Aim of the exercise
Look through the data below and work out how many lines contain the string "true". Give the number alone.

----

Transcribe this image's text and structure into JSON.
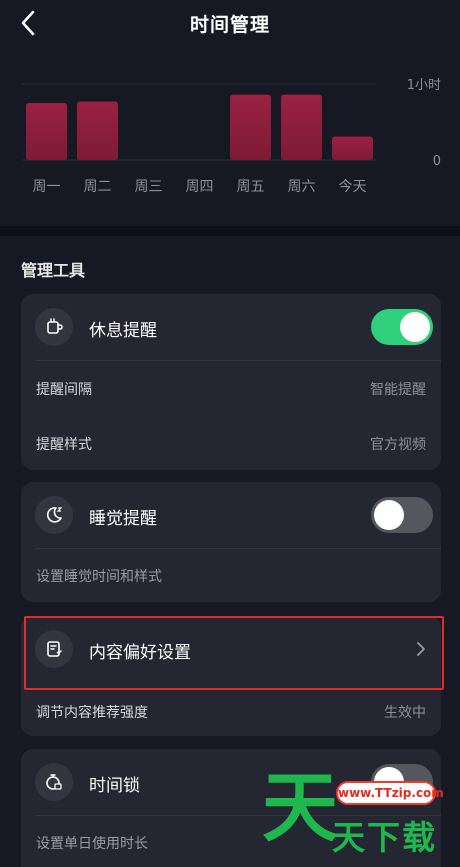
{
  "header": {
    "title": "时间管理",
    "back_icon": "chevron-left-icon"
  },
  "chart_data": {
    "type": "bar",
    "categories": [
      "周一",
      "周二",
      "周三",
      "周四",
      "周五",
      "周六",
      "今天"
    ],
    "values": [
      0.75,
      0.77,
      0,
      0,
      0.86,
      0.86,
      0.31
    ],
    "y_tick_labels": [
      "1小时",
      "0"
    ],
    "ylim": [
      0,
      1
    ],
    "yunit": "hours",
    "grid": true,
    "bar_color": "#7e1a36",
    "bar_color_top": "#9a2142"
  },
  "section": {
    "title": "管理工具"
  },
  "rest_card": {
    "icon": "coffee-cup-icon",
    "label": "休息提醒",
    "toggle_on": true,
    "interval_label": "提醒间隔",
    "interval_value": "智能提醒",
    "style_label": "提醒样式",
    "style_value": "官方视频"
  },
  "sleep_card": {
    "icon": "moon-icon",
    "label": "睡觉提醒",
    "toggle_on": false,
    "sub_label": "设置睡觉时间和样式"
  },
  "content_card": {
    "icon": "content-preference-icon",
    "label": "内容偏好设置",
    "sub_label": "调节内容推荐强度",
    "sub_value": "生效中"
  },
  "lock_card": {
    "icon": "timer-lock-icon",
    "label": "时间锁",
    "toggle_on": false,
    "sub_label": "设置单日使用时长"
  },
  "watermark": {
    "url": "www.TTzip.com",
    "big_char": "天",
    "small_text": "天下载"
  },
  "colors": {
    "background": "#161823",
    "card": "#242631",
    "toggle_on": "#2fcf7b",
    "toggle_off": "#55575f",
    "highlight": "#e52a2a",
    "watermark_green": "#1eb84f"
  }
}
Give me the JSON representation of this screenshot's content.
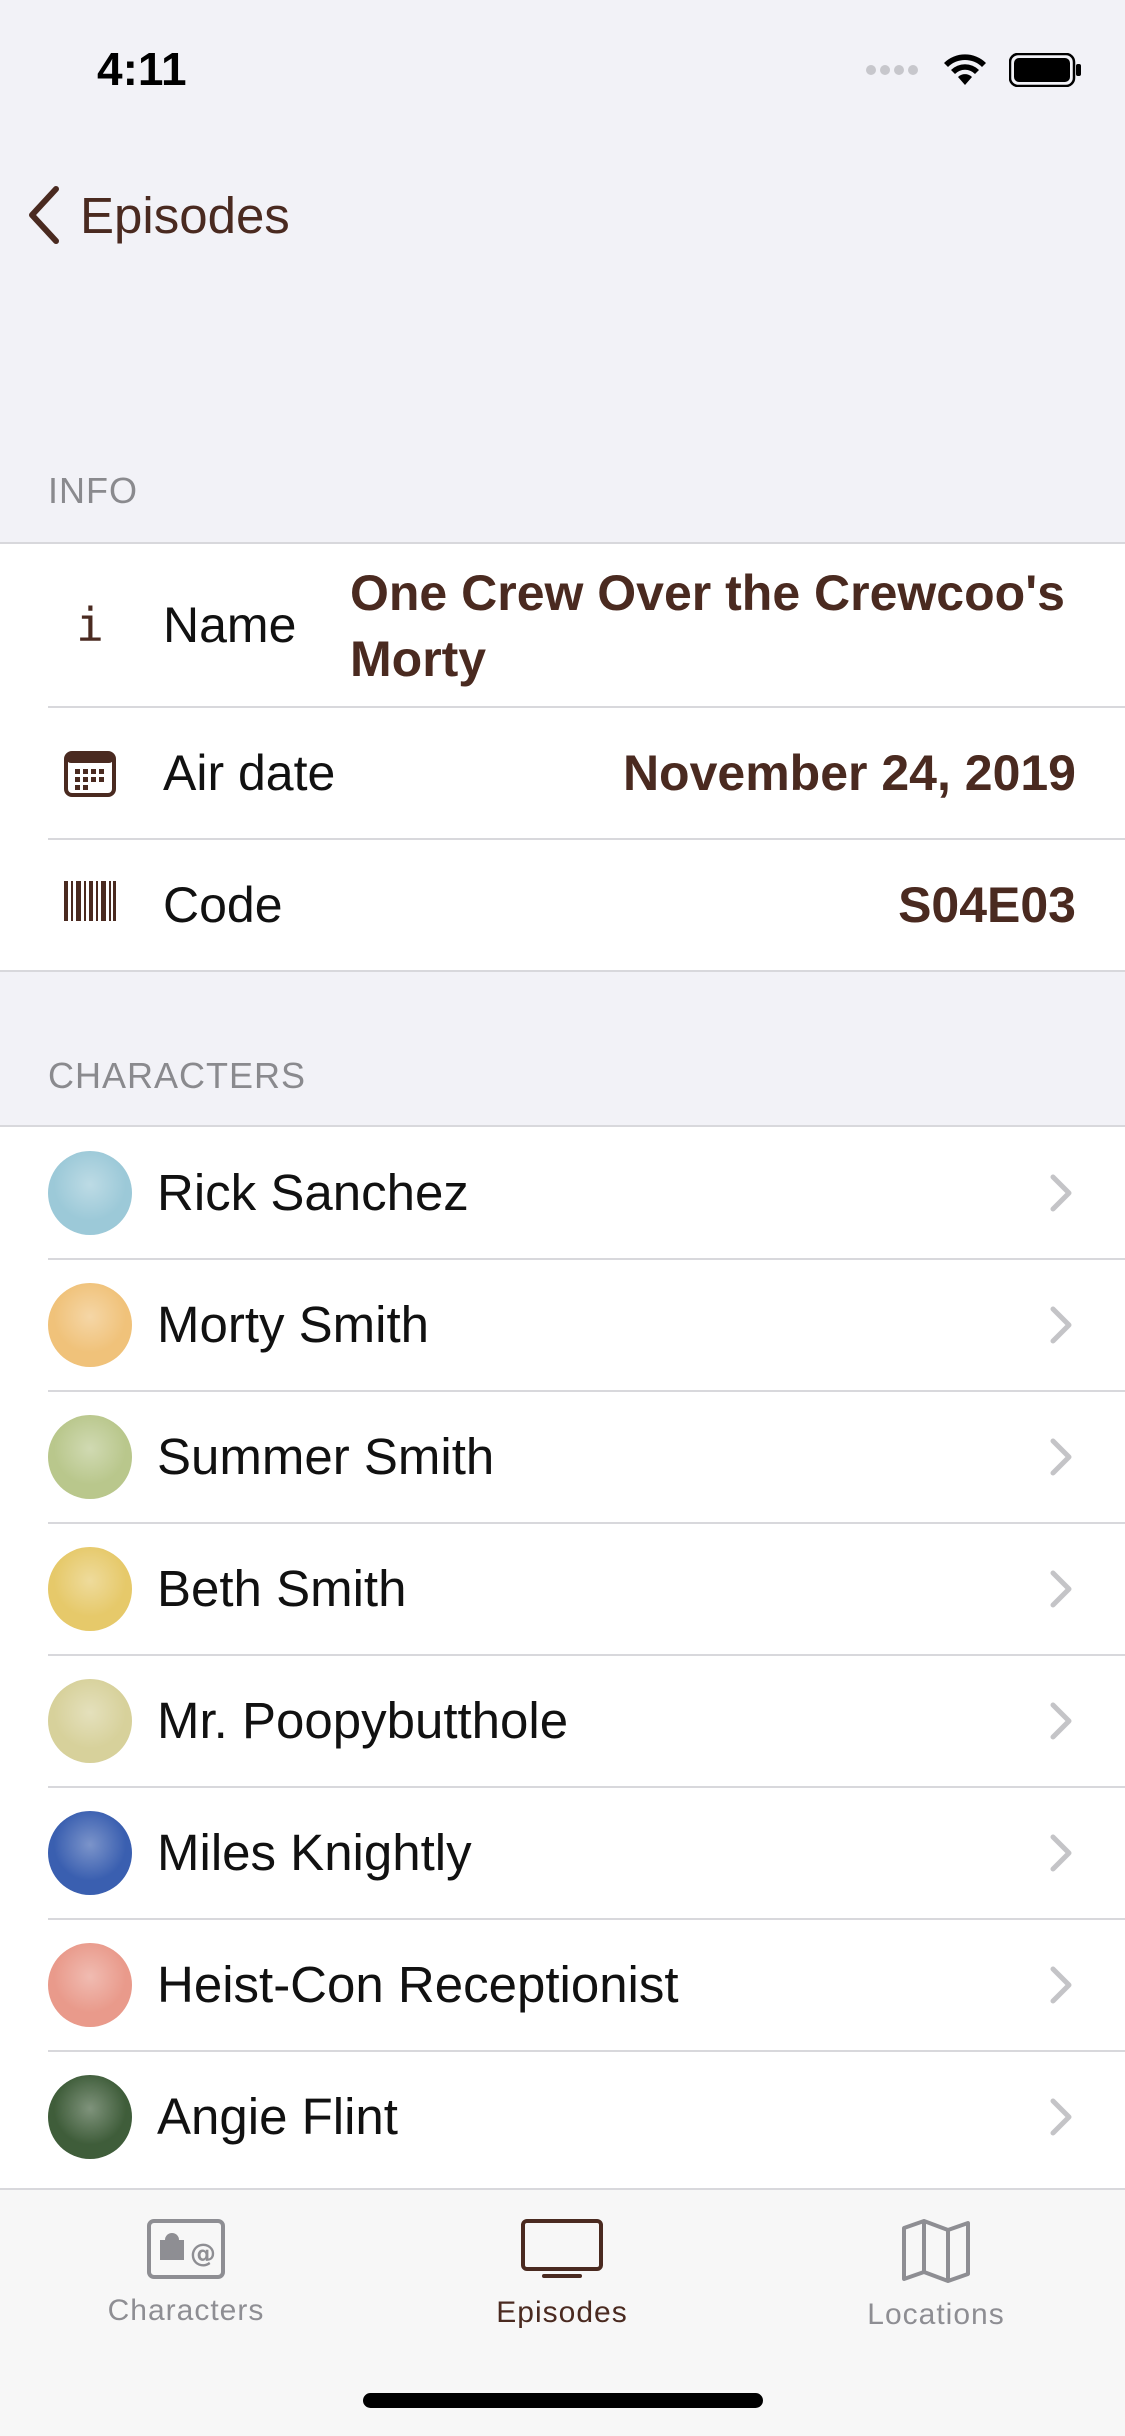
{
  "status_bar": {
    "time": "4:11"
  },
  "nav": {
    "back_label": "Episodes"
  },
  "info": {
    "header": "INFO",
    "rows": [
      {
        "label": "Name",
        "value": "One Crew Over the Crewcoo's Morty",
        "icon": "info-icon"
      },
      {
        "label": "Air date",
        "value": "November 24, 2019",
        "icon": "calendar-icon"
      },
      {
        "label": "Code",
        "value": "S04E03",
        "icon": "barcode-icon"
      }
    ]
  },
  "characters": {
    "header": "CHARACTERS",
    "items": [
      {
        "name": "Rick Sanchez",
        "avatar_color": "#9cc9d8"
      },
      {
        "name": "Morty Smith",
        "avatar_color": "#f0c27a"
      },
      {
        "name": "Summer Smith",
        "avatar_color": "#b9c78c"
      },
      {
        "name": "Beth Smith",
        "avatar_color": "#e6c96a"
      },
      {
        "name": "Mr. Poopybutthole",
        "avatar_color": "#d7d19b"
      },
      {
        "name": "Miles Knightly",
        "avatar_color": "#3a5fb0"
      },
      {
        "name": "Heist-Con Receptionist",
        "avatar_color": "#e99a8b"
      },
      {
        "name": "Angie Flint",
        "avatar_color": "#3f5d3a"
      }
    ]
  },
  "tabbar": {
    "tabs": [
      {
        "label": "Characters",
        "selected": false
      },
      {
        "label": "Episodes",
        "selected": true
      },
      {
        "label": "Locations",
        "selected": false
      }
    ]
  },
  "colors": {
    "accent": "#4a2a20",
    "inactive": "#8e8e93",
    "separator": "#d8d8dc"
  }
}
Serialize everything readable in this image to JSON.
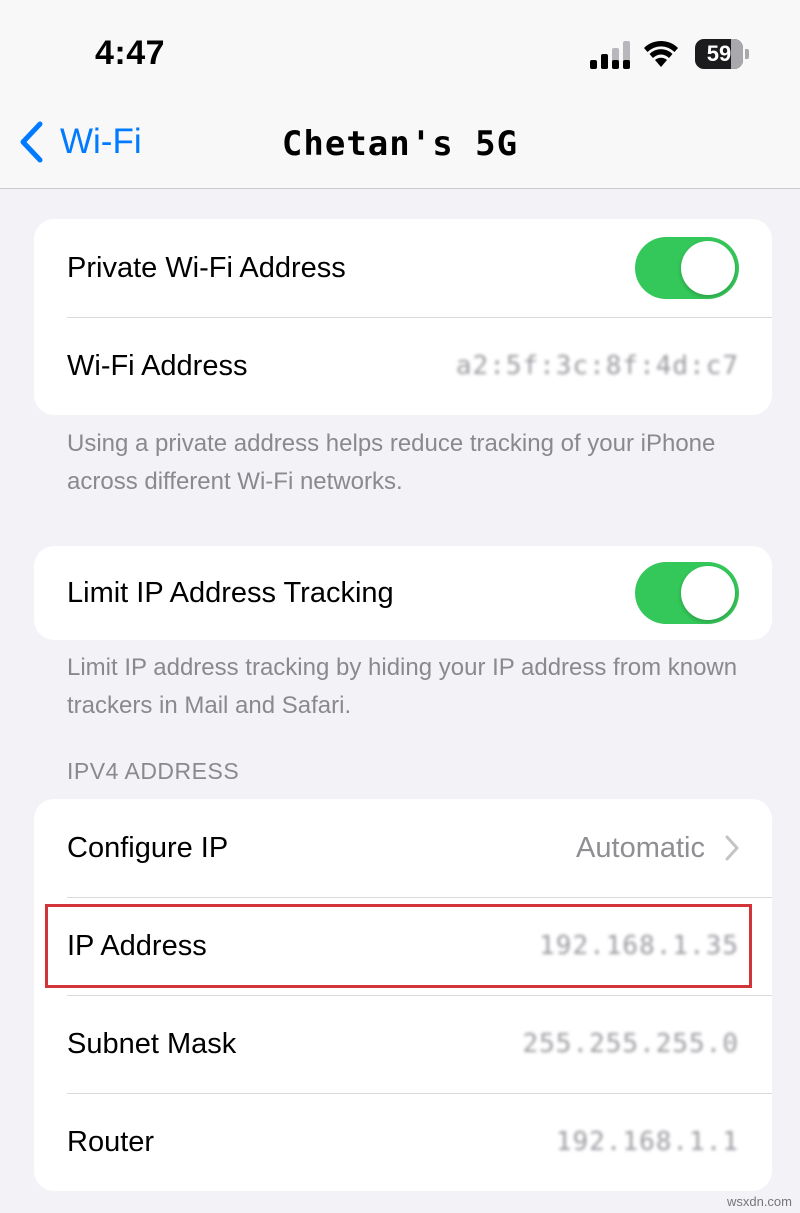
{
  "status_bar": {
    "time": "4:47",
    "battery": "59"
  },
  "nav": {
    "back_label": "Wi-Fi",
    "title": "Chetan's 5G"
  },
  "group1": {
    "private_address_label": "Private Wi-Fi Address",
    "private_address_enabled": true,
    "wifi_address_label": "Wi-Fi Address",
    "wifi_address_value": "a2:5f:3c:8f:4d:c7"
  },
  "footnote1": "Using a private address helps reduce tracking of your iPhone across different Wi-Fi networks.",
  "group2": {
    "limit_tracking_label": "Limit IP Address Tracking",
    "limit_tracking_enabled": true
  },
  "footnote2": "Limit IP address tracking by hiding your IP address from known trackers in Mail and Safari.",
  "ipv4_header": "IPV4 ADDRESS",
  "ipv4": {
    "configure_label": "Configure IP",
    "configure_value": "Automatic",
    "ip_label": "IP Address",
    "ip_value": "192.168.1.35",
    "subnet_label": "Subnet Mask",
    "subnet_value": "255.255.255.0",
    "router_label": "Router",
    "router_value": "192.168.1.1"
  },
  "watermark": "wsxdn.com",
  "colors": {
    "accent": "#007aff",
    "toggle_on": "#34c759",
    "highlight": "#d3343a"
  }
}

----

Response to the task
5